A run of records
---
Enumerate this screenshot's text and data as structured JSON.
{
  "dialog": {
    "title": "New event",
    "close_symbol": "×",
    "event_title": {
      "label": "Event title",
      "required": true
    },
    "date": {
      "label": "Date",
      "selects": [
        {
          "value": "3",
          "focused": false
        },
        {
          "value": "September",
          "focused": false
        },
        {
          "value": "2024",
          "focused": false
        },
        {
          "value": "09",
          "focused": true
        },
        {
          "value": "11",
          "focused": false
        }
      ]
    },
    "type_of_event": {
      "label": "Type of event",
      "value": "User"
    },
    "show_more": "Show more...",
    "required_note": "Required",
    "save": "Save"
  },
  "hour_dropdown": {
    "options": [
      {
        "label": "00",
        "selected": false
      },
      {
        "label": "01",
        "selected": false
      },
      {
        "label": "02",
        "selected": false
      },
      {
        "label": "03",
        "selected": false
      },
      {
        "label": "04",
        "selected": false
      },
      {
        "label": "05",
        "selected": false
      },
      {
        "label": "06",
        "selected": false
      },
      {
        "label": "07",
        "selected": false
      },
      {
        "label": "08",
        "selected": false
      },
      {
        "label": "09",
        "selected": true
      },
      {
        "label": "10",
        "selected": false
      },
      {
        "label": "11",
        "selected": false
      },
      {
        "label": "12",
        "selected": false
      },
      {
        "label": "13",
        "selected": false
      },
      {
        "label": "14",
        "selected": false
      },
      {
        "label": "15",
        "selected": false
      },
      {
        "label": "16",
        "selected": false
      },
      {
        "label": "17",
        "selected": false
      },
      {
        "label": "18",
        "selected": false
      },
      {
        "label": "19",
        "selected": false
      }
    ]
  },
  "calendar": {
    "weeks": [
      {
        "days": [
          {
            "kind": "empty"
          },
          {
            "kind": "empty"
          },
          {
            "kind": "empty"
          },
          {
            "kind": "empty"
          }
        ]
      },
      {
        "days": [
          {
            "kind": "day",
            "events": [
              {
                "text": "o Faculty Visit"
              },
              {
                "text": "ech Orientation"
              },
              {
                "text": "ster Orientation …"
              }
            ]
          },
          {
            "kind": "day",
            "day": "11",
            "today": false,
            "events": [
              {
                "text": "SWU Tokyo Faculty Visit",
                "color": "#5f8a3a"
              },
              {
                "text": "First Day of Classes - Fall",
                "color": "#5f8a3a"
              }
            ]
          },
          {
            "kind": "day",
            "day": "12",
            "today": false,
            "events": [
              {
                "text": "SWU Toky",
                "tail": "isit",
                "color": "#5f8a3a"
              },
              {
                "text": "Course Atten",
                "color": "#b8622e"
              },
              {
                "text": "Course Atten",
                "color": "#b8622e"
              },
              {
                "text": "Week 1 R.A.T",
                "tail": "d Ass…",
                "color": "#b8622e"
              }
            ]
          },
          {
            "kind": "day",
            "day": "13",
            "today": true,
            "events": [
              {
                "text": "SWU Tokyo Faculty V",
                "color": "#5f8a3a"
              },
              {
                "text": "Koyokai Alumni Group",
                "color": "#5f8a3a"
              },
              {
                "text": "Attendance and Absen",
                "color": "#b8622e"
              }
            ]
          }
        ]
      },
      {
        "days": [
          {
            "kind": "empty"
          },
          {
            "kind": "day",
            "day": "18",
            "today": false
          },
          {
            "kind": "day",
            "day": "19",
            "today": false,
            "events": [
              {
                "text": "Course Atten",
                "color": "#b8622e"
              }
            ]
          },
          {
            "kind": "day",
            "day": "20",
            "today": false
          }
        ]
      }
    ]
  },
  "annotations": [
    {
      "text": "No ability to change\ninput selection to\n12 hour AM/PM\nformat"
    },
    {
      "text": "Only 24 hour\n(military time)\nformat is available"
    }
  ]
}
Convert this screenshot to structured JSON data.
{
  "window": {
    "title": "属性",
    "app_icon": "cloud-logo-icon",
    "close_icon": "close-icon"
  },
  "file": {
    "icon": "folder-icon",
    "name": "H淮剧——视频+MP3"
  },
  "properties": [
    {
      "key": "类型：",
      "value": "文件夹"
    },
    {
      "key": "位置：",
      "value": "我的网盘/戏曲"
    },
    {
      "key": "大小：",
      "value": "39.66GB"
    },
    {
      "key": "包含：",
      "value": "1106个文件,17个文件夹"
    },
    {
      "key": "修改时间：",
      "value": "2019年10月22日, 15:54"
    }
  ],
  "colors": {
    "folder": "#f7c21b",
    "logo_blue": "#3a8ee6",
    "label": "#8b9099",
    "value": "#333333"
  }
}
---
**OBJECTIVE:** The line containing "Convert this screenshot" marks the start; retype it and each line after it through the end of the records above, exactly.

**SOLVED PROBLEM:**
Convert this screenshot to structured JSON data.
{
  "window": {
    "title": "属性",
    "app_icon": "cloud-logo-icon",
    "close_icon": "close-icon"
  },
  "file": {
    "icon": "folder-icon",
    "name": "H淮剧——视频+MP3"
  },
  "properties": [
    {
      "key": "类型：",
      "value": "文件夹"
    },
    {
      "key": "位置：",
      "value": "我的网盘/戏曲"
    },
    {
      "key": "大小：",
      "value": "39.66GB"
    },
    {
      "key": "包含：",
      "value": "1106个文件,17个文件夹"
    },
    {
      "key": "修改时间：",
      "value": "2019年10月22日, 15:54"
    }
  ],
  "colors": {
    "folder": "#f7c21b",
    "logo_blue": "#3a8ee6",
    "label": "#8b9099",
    "value": "#333333"
  }
}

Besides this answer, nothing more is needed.